__Written task__
For the records that follow, return only the count of lines containing the string "Band".

__Collected data entries__
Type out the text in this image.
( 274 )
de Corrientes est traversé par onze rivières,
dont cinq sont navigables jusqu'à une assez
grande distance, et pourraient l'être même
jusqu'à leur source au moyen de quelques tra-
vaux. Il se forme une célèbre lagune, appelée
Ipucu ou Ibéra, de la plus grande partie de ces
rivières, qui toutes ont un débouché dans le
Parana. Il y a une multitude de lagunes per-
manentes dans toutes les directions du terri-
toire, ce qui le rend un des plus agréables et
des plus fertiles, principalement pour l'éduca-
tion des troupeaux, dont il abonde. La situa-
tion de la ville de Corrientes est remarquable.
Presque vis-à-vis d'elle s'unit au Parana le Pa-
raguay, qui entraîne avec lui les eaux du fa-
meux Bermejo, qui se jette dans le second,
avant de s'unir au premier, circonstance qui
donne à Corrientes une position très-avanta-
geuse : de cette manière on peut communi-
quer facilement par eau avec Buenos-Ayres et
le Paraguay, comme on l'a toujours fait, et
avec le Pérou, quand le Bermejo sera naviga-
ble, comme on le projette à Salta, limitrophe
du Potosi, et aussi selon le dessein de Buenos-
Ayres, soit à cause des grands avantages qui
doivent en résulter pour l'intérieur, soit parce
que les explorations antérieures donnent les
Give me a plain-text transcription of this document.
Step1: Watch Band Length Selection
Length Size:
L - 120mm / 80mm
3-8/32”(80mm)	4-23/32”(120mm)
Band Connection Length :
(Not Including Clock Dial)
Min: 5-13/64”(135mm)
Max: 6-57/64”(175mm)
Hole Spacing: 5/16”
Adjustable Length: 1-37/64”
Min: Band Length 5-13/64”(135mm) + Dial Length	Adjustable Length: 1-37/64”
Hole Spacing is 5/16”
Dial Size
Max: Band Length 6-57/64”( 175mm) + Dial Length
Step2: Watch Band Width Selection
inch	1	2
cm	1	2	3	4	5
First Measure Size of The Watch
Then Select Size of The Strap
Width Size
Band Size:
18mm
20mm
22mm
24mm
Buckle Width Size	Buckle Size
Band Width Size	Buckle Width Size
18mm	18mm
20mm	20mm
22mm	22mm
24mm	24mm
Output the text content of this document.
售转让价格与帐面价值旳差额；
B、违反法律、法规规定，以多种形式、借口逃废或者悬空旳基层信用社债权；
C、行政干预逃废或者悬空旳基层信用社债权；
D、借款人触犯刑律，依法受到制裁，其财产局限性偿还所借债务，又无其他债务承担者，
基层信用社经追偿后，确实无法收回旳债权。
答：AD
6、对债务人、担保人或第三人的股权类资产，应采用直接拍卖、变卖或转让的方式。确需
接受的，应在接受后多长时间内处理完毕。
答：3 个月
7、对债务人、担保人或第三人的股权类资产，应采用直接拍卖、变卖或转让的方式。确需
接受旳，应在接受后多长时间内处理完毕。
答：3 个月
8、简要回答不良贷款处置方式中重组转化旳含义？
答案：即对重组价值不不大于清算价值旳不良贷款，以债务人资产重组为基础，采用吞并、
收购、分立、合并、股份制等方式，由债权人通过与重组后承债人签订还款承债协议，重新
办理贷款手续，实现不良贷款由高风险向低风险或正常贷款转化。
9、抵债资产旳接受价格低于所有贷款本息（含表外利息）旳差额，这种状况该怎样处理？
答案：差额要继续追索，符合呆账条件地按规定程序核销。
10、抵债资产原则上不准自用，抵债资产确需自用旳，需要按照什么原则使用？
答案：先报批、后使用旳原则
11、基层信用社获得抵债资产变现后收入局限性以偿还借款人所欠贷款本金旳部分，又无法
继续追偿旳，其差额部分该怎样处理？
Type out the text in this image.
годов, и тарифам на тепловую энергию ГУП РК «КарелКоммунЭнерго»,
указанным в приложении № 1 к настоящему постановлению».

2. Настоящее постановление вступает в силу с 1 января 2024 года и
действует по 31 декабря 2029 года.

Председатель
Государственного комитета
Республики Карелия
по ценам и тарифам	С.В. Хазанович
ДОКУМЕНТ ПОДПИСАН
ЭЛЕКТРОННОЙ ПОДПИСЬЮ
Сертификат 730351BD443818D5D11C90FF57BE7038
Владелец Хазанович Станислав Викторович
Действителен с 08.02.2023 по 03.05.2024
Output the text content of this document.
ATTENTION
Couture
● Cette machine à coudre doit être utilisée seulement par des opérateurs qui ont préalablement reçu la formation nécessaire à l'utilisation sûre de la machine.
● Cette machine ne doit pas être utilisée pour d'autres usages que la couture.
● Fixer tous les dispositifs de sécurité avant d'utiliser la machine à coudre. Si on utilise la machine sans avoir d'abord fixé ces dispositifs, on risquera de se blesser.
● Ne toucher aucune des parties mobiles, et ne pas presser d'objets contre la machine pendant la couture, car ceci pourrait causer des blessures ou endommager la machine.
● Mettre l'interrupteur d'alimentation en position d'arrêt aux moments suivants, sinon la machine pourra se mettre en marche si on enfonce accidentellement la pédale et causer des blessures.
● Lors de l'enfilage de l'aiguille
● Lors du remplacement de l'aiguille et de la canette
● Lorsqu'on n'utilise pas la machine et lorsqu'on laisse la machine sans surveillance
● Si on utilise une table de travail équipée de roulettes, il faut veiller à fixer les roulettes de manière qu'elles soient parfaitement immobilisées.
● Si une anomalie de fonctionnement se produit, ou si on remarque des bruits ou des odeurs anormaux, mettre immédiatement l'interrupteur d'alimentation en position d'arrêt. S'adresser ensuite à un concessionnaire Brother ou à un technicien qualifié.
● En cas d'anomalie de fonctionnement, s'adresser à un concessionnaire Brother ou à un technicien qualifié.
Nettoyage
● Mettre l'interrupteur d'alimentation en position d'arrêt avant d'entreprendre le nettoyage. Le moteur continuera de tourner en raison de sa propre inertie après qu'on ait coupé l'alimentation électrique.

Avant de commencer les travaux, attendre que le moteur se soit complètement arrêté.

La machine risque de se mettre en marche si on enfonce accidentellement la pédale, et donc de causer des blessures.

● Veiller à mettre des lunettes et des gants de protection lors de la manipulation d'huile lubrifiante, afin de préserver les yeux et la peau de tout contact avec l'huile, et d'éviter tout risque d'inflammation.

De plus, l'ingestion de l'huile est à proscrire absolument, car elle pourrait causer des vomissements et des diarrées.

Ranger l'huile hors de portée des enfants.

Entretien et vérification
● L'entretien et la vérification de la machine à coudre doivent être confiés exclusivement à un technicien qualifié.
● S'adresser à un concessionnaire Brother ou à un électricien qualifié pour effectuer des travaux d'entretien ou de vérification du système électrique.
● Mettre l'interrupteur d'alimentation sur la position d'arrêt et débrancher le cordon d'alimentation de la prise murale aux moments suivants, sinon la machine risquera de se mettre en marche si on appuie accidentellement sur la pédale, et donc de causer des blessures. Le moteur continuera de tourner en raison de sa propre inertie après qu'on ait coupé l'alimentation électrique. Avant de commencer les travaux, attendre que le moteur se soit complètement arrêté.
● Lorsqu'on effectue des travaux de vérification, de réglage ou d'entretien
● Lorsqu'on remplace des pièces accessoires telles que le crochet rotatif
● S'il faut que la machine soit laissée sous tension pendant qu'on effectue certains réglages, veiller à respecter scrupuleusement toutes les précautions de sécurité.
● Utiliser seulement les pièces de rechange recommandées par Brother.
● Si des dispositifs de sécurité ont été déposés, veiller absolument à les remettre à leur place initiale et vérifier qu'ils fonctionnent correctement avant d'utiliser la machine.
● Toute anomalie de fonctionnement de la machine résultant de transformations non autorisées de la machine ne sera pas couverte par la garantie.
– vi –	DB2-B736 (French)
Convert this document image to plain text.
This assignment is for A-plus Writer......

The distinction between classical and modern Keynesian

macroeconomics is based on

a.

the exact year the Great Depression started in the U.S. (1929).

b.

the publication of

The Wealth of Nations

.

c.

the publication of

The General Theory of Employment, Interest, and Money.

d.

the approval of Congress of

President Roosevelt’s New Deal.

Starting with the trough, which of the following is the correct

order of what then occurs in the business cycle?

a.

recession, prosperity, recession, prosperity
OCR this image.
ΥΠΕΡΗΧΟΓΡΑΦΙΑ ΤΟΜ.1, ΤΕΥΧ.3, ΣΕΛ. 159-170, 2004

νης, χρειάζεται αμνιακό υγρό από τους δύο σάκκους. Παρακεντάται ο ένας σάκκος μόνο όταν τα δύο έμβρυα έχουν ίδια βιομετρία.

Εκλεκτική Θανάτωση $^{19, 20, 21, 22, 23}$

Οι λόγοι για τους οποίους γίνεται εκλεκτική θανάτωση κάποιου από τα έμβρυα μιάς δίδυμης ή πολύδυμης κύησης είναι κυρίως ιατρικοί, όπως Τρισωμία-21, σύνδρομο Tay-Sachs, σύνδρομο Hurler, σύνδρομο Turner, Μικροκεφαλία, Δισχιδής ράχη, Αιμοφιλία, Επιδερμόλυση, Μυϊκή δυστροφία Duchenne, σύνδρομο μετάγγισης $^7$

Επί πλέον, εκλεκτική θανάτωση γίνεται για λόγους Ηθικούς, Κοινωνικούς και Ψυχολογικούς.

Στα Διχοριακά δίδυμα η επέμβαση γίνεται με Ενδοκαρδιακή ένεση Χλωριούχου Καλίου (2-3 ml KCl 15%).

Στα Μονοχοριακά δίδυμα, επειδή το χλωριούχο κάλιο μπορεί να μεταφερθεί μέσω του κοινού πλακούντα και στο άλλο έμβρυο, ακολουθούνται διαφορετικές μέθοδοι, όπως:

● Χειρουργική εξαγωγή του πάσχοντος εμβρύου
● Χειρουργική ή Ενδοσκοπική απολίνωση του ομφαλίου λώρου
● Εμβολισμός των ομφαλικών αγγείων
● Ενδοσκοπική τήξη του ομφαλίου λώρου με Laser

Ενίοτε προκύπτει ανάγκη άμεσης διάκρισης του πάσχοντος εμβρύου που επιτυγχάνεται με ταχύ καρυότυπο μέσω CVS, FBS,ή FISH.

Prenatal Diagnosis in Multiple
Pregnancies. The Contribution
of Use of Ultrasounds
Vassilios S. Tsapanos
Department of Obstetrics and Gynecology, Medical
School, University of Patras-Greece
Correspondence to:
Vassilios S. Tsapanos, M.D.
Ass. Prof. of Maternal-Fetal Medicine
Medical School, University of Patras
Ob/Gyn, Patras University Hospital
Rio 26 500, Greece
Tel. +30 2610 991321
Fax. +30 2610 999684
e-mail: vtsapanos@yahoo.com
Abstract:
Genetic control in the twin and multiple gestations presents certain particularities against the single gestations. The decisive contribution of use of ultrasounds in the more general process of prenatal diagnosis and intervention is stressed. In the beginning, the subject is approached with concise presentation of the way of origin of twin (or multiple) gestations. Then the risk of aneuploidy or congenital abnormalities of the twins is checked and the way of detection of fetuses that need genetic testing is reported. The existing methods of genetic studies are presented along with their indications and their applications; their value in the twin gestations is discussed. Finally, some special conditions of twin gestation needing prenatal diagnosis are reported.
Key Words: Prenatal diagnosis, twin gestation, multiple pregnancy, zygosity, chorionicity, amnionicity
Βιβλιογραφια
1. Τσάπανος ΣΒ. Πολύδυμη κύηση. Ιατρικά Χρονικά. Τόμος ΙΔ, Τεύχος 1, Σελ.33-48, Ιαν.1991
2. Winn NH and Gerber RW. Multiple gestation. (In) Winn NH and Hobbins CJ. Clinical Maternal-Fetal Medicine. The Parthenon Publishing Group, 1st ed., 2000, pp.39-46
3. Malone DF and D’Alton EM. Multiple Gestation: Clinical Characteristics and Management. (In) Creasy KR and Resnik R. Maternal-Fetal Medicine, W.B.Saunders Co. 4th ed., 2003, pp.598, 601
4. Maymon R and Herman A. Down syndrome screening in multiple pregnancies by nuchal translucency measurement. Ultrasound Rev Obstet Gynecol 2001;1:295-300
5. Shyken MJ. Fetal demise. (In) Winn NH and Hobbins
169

__Output of the exercise__
7